● **Your instructions**: Quote all entries exactly, leaving pictures aside.

(Records that describe figures)
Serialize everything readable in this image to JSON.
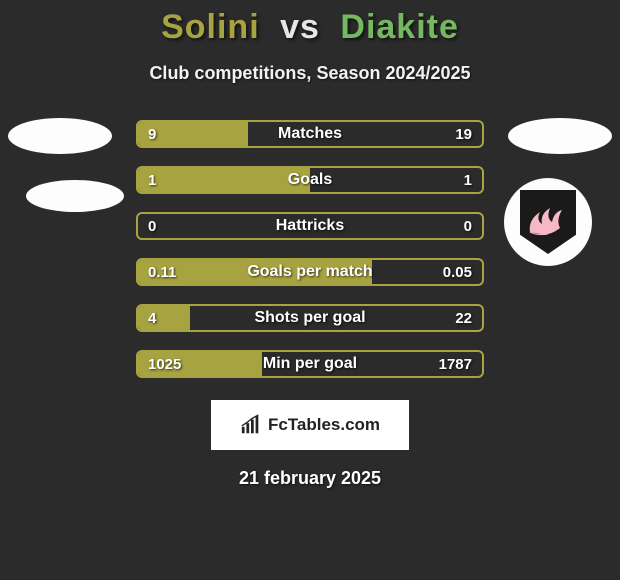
{
  "title": {
    "player1": "Solini",
    "vs": "vs",
    "player2": "Diakite",
    "player1_color": "#a7a341",
    "vs_color": "#e6e6e6",
    "player2_color": "#74b85f"
  },
  "subtitle": "Club competitions, Season 2024/2025",
  "colors": {
    "background": "#2b2b2b",
    "left_fill": "#a7a341",
    "right_fill": "#74b85f",
    "bar_border": "#a7a341",
    "text": "#ffffff"
  },
  "bars": [
    {
      "label": "Matches",
      "left_value": "9",
      "right_value": "19",
      "left_pct": 32,
      "has_right_fill": false
    },
    {
      "label": "Goals",
      "left_value": "1",
      "right_value": "1",
      "left_pct": 50,
      "has_right_fill": false
    },
    {
      "label": "Hattricks",
      "left_value": "0",
      "right_value": "0",
      "left_pct": 0,
      "has_right_fill": false
    },
    {
      "label": "Goals per match",
      "left_value": "0.11",
      "right_value": "0.05",
      "left_pct": 68,
      "has_right_fill": false
    },
    {
      "label": "Shots per goal",
      "left_value": "4",
      "right_value": "22",
      "left_pct": 15,
      "has_right_fill": false
    },
    {
      "label": "Min per goal",
      "left_value": "1025",
      "right_value": "1787",
      "left_pct": 36,
      "has_right_fill": false
    }
  ],
  "footer": {
    "brand": "FcTables.com",
    "icon_color": "#222222"
  },
  "date": "21 february 2025",
  "badge": {
    "shield_color": "#1a1a1a",
    "accent_color": "#f6b8c7"
  }
}
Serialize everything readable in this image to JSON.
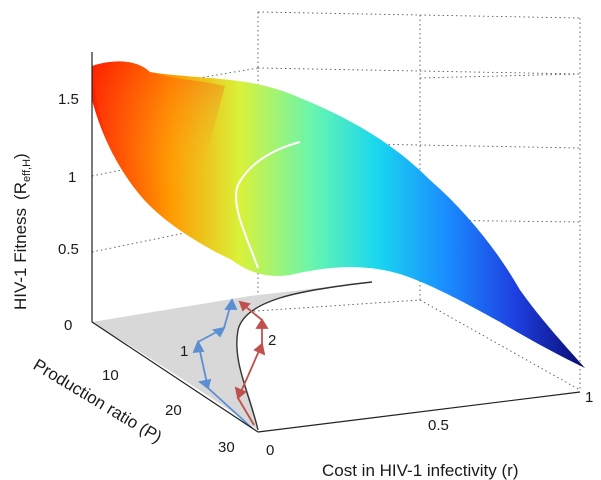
{
  "chart_data": {
    "type": "surface",
    "xlabel": "Cost in HIV-1 infectivity (r)",
    "ylabel": "Production ratio (P)",
    "zlabel": "HIV-1 Fitness",
    "zlabel_math": {
      "open": "(R",
      "sub": "eff,H",
      "close": ")"
    },
    "x_ticks": [
      "0",
      "0.5",
      "1"
    ],
    "y_ticks": [
      "10",
      "20",
      "30"
    ],
    "z_ticks": [
      "0",
      "0.5",
      "1",
      "1.5"
    ],
    "xlim": [
      0,
      1
    ],
    "ylim": [
      0,
      30
    ],
    "zlim": [
      0,
      1.7
    ],
    "colormap": "jet",
    "grid": true,
    "surface_corner_values": [
      {
        "r": 0,
        "P": 0,
        "fitness": 1.7
      },
      {
        "r": 0,
        "P": 30,
        "fitness": 0.45
      },
      {
        "r": 1,
        "P": 0,
        "fitness": 0.0
      },
      {
        "r": 1,
        "P": 30,
        "fitness": 0.0
      }
    ],
    "contour_level": 1,
    "evolution_paths": [
      {
        "label": "1",
        "color": "#5b8fd1"
      },
      {
        "label": "2",
        "color": "#c0504d"
      }
    ]
  }
}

● **Task output**:
Serialize everything readable in this image to JSON.
{
  "title": {
    "player1": "Solini",
    "vs": "vs",
    "player2": "Diakite",
    "player1_color": "#a7a341",
    "vs_color": "#e6e6e6",
    "player2_color": "#74b85f"
  },
  "subtitle": "Club competitions, Season 2024/2025",
  "colors": {
    "background": "#2b2b2b",
    "left_fill": "#a7a341",
    "right_fill": "#74b85f",
    "bar_border": "#a7a341",
    "text": "#ffffff"
  },
  "bars": [
    {
      "label": "Matches",
      "left_value": "9",
      "right_value": "19",
      "left_pct": 32,
      "has_right_fill": false
    },
    {
      "label": "Goals",
      "left_value": "1",
      "right_value": "1",
      "left_pct": 50,
      "has_right_fill": false
    },
    {
      "label": "Hattricks",
      "left_value": "0",
      "right_value": "0",
      "left_pct": 0,
      "has_right_fill": false
    },
    {
      "label": "Goals per match",
      "left_value": "0.11",
      "right_value": "0.05",
      "left_pct": 68,
      "has_right_fill": false
    },
    {
      "label": "Shots per goal",
      "left_value": "4",
      "right_value": "22",
      "left_pct": 15,
      "has_right_fill": false
    },
    {
      "label": "Min per goal",
      "left_value": "1025",
      "right_value": "1787",
      "left_pct": 36,
      "has_right_fill": false
    }
  ],
  "footer": {
    "brand": "FcTables.com",
    "icon_color": "#222222"
  },
  "date": "21 february 2025",
  "badge": {
    "shield_color": "#1a1a1a",
    "accent_color": "#f6b8c7"
  }
}
Serialize everything readable in this image to JSON.
{
  "chart_data": {
    "type": "surface",
    "xlabel": "Cost in HIV-1 infectivity (r)",
    "ylabel": "Production ratio (P)",
    "zlabel": "HIV-1 Fitness",
    "zlabel_math": {
      "open": "(R",
      "sub": "eff,H",
      "close": ")"
    },
    "x_ticks": [
      "0",
      "0.5",
      "1"
    ],
    "y_ticks": [
      "10",
      "20",
      "30"
    ],
    "z_ticks": [
      "0",
      "0.5",
      "1",
      "1.5"
    ],
    "xlim": [
      0,
      1
    ],
    "ylim": [
      0,
      30
    ],
    "zlim": [
      0,
      1.7
    ],
    "colormap": "jet",
    "grid": true,
    "surface_corner_values": [
      {
        "r": 0,
        "P": 0,
        "fitness": 1.7
      },
      {
        "r": 0,
        "P": 30,
        "fitness": 0.45
      },
      {
        "r": 1,
        "P": 0,
        "fitness": 0.0
      },
      {
        "r": 1,
        "P": 30,
        "fitness": 0.0
      }
    ],
    "contour_level": 1,
    "evolution_paths": [
      {
        "label": "1",
        "color": "#5b8fd1"
      },
      {
        "label": "2",
        "color": "#c0504d"
      }
    ]
  }
}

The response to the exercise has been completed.